### WHAT THE TASK ASKS
Output each line exactly as it appears, skipping any embedded picture.

### PROVIDED RECORDS
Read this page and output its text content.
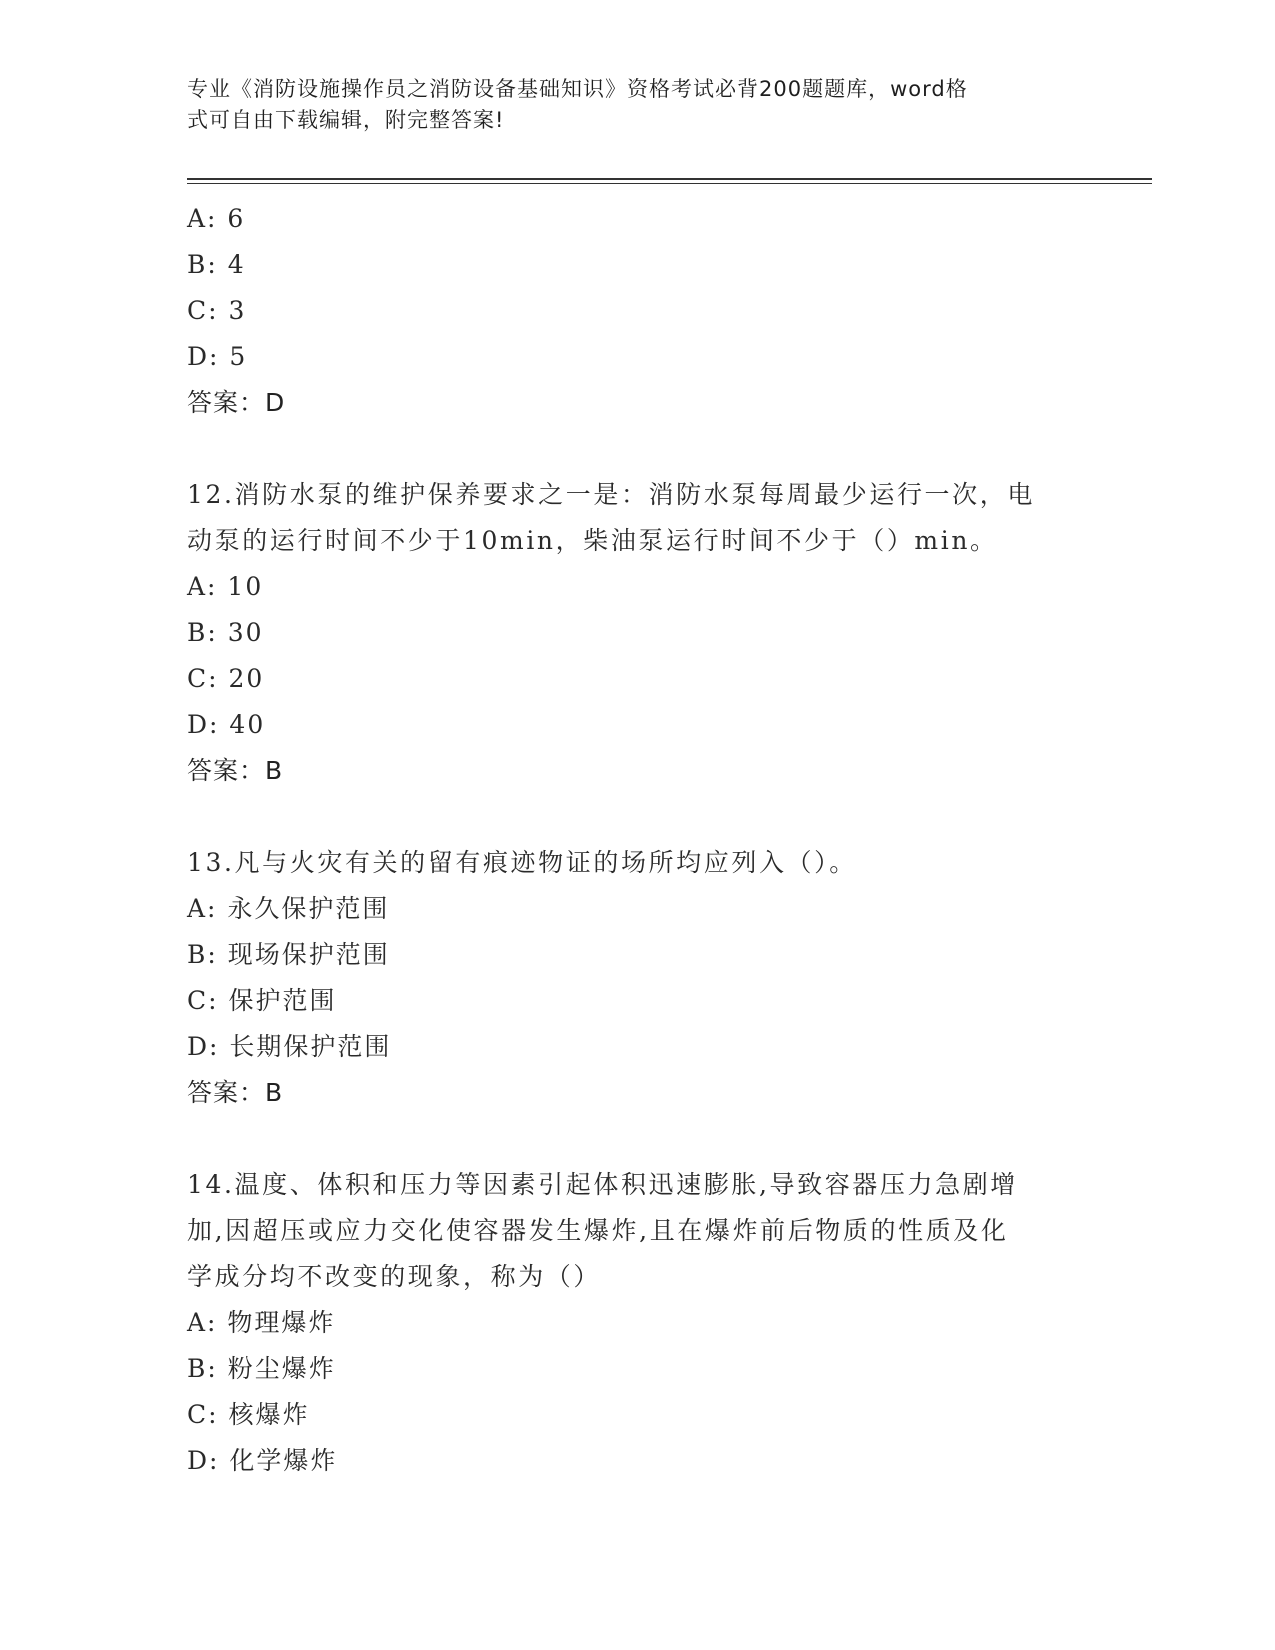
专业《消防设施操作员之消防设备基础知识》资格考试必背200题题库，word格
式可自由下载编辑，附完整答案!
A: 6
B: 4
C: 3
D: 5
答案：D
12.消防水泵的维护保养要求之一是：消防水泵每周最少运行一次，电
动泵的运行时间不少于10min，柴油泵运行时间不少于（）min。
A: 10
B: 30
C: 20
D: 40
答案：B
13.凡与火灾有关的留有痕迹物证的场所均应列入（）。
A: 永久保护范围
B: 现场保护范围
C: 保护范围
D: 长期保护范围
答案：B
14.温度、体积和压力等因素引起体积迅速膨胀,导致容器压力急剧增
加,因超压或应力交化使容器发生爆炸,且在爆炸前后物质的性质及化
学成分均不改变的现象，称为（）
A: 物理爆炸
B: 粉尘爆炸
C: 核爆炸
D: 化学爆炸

### CORRECT ANSWER
Read this page and output its text content.
专业《消防设施操作员之消防设备基础知识》资格考试必背200题题库，word格
式可自由下载编辑，附完整答案!
A: 6
B: 4
C: 3
D: 5
答案：D
12.消防水泵的维护保养要求之一是：消防水泵每周最少运行一次，电
动泵的运行时间不少于10min，柴油泵运行时间不少于（）min。
A: 10
B: 30
C: 20
D: 40
答案：B
13.凡与火灾有关的留有痕迹物证的场所均应列入（）。
A: 永久保护范围
B: 现场保护范围
C: 保护范围
D: 长期保护范围
答案：B
14.温度、体积和压力等因素引起体积迅速膨胀,导致容器压力急剧增
加,因超压或应力交化使容器发生爆炸,且在爆炸前后物质的性质及化
学成分均不改变的现象，称为（）
A: 物理爆炸
B: 粉尘爆炸
C: 核爆炸
D: 化学爆炸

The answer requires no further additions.